* _EXCERPTED TEXT_
By Thomas G. Dolan
WOODSTOCK, Illinois — When you think of clear, high quality cherry or hickory, you are likely to think of cabinets, furniture or a number of other high end wood products. The last thing you probably think of is firewood, which is typically produced from low-grade logs and tops.
However, Jack Foss, president of Lumberjack Inc., based in Woodstock, IL, about 50 miles west of Chicago, has an entirely different perspective of firewood. His company’s firewood not only burns well, it is clean, uniform, and delivered in precise volumes.
In other words, his firewood looks nice. It has aesthetic appeal. Because of this, he has carved out a unique market niche for himself, one that offers him virtually no competition and allows him to charge premium prices.
Jack recalled that he went to college “to play baseball. Outside of learning how to speak Spanish, I didn’t get much out of it. I graduated in 1992 without a whole lot of ideas about what I wanted to do. I was 21 and had a friend who had some wooded property. I rented a chain saw and a log splitter, and that first year I spent more money on rental than I did in making money from firewood. But I liked doing it, and wanted to find a way to have it earn me a living.”

* _WORK INSTRUCTIONS_
a) In the firewood article, condense the paragraph beginning "Jack recalled that he went to college" into a short bulleted list that keeps its main facts.
b) List every quality the firewood article attributes to Lumberjack Inc.'s firewood in the paragraph beginning "However, Jack Foss".

* _SUPPLIED MATERIAL_
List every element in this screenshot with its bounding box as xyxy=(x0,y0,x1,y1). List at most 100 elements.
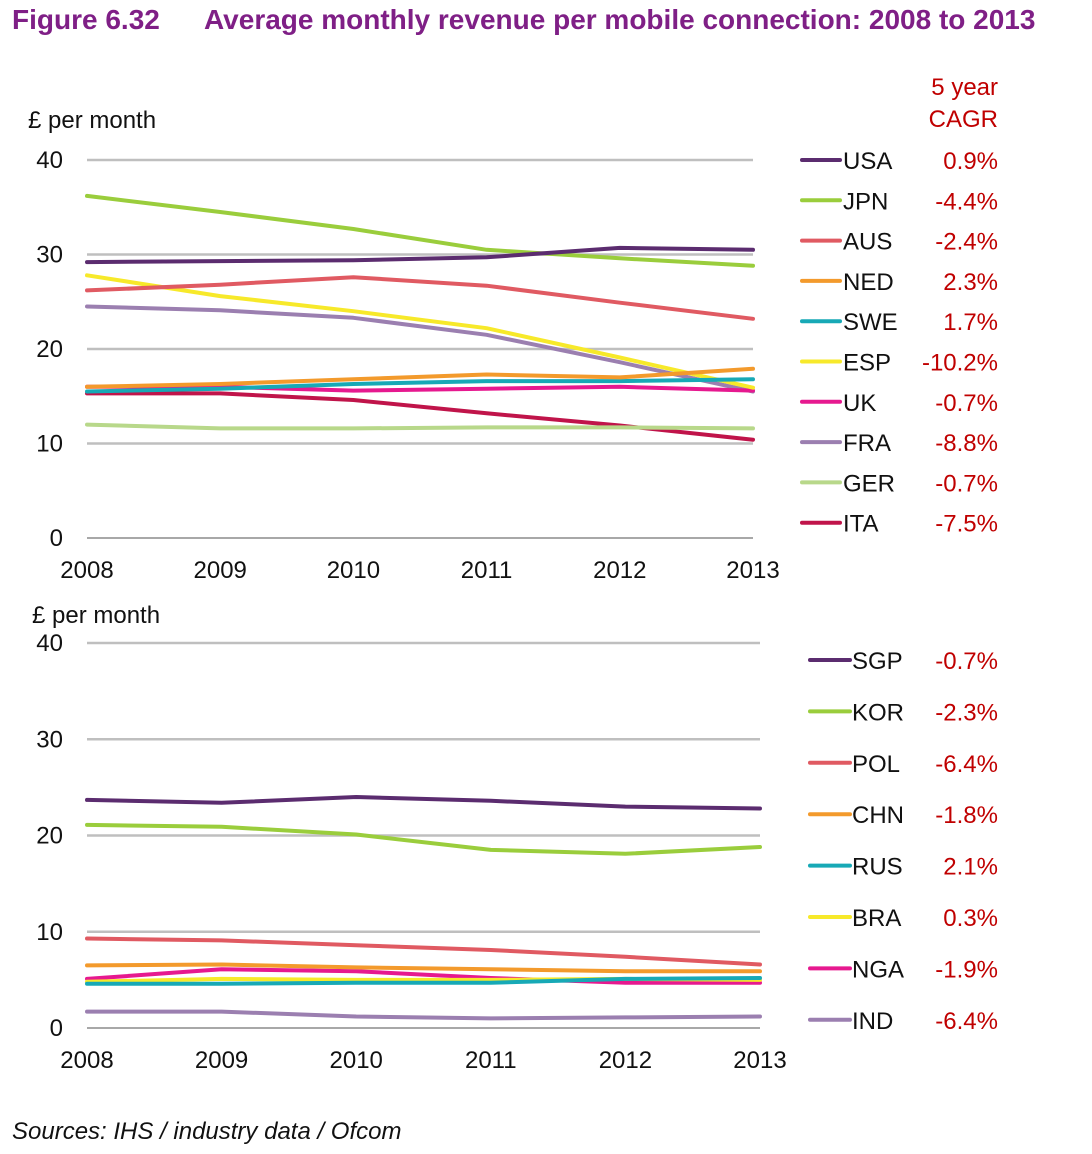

* _ANSWERS_
a)
- Jack Foss went to college to play baseball and got little from it beyond learning Spanish.
- He graduated in 1992, at 21, without clear plans.
- A friend had wooded property, so he rented a chain saw and a log splitter.
- In his first year, he spent more on rentals than he earned from firewood.
- He enjoyed the work and wanted to make a living from it.

b)
- Burns well
- Clean
- Uniform
- Delivered in precise volumes